— start of Records to process —

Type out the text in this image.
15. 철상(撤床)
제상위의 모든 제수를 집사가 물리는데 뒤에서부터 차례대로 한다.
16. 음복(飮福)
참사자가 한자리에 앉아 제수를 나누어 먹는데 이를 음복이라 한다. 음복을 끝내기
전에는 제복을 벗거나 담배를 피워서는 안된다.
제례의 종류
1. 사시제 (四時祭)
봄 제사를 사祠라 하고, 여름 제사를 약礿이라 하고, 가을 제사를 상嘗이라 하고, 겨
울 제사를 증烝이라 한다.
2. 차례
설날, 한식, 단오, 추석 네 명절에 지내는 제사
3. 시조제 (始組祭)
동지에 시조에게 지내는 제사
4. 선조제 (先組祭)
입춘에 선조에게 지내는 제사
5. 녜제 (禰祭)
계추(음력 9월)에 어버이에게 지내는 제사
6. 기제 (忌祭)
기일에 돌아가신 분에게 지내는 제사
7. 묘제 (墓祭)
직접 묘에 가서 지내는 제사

— end of Records to process —
— start of Records to process —

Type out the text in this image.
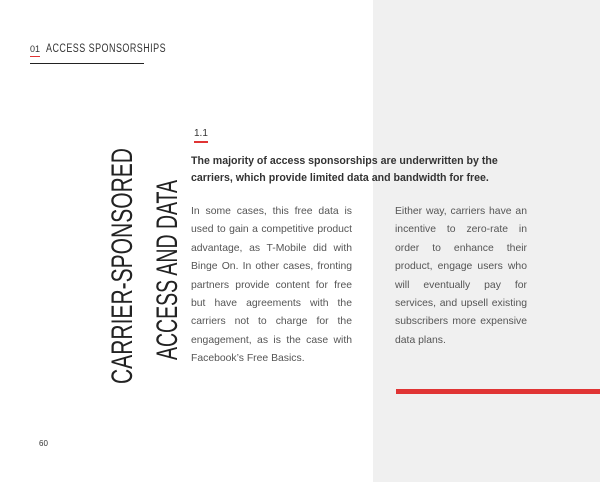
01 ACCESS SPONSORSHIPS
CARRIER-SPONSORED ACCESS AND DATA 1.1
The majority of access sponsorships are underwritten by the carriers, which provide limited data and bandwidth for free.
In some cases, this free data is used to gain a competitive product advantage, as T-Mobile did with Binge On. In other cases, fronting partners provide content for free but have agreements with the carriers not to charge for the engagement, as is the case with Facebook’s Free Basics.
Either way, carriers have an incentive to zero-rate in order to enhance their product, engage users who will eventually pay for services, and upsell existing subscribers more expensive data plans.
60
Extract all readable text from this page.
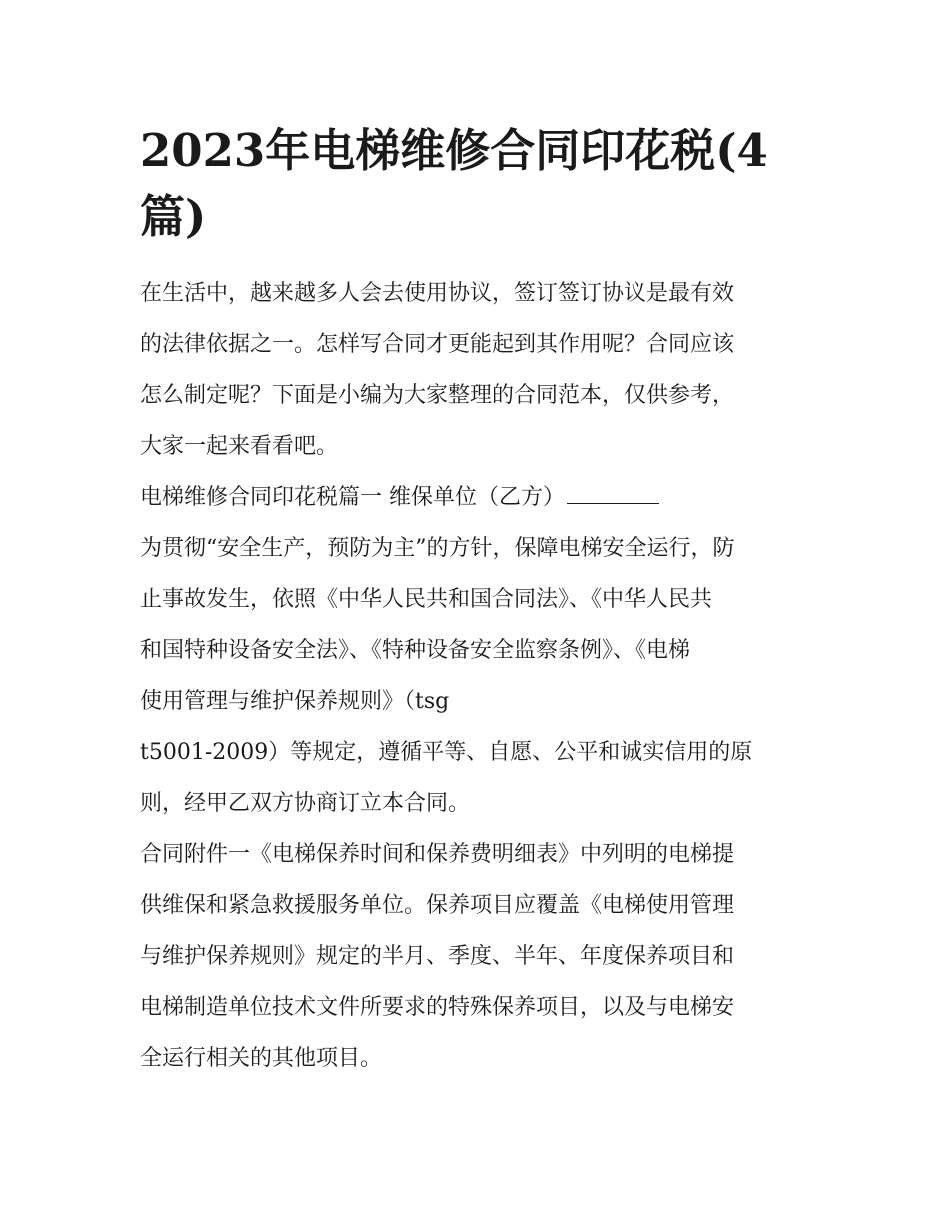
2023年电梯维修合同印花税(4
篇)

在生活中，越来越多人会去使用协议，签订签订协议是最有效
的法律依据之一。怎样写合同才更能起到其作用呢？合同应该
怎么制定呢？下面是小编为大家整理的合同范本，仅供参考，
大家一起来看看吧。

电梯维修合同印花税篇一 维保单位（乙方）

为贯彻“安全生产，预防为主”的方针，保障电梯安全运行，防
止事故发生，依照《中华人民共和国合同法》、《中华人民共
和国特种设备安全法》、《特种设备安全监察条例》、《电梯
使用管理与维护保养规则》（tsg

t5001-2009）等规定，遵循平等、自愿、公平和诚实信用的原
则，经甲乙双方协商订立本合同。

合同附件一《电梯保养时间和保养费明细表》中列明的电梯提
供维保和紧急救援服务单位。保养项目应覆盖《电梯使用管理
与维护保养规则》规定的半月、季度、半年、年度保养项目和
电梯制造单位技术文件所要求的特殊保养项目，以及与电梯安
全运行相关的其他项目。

— end of Records to process —

▶ [Task] Collect every line above that contains the word "product".

▶ [Response to the task]
In some cases, this free data is used to gain a competitive product advantage, as T-Mobile did with Binge On. In other cases, fronting partners provide content for free but have agreements with the carriers not to charge for the engagement, as is the case with Facebook’s Free Basics.
Either way, carriers have an incentive to zero-rate in order to enhance their product, engage users who will eventually pay for services, and upsell existing subscribers more expensive data plans.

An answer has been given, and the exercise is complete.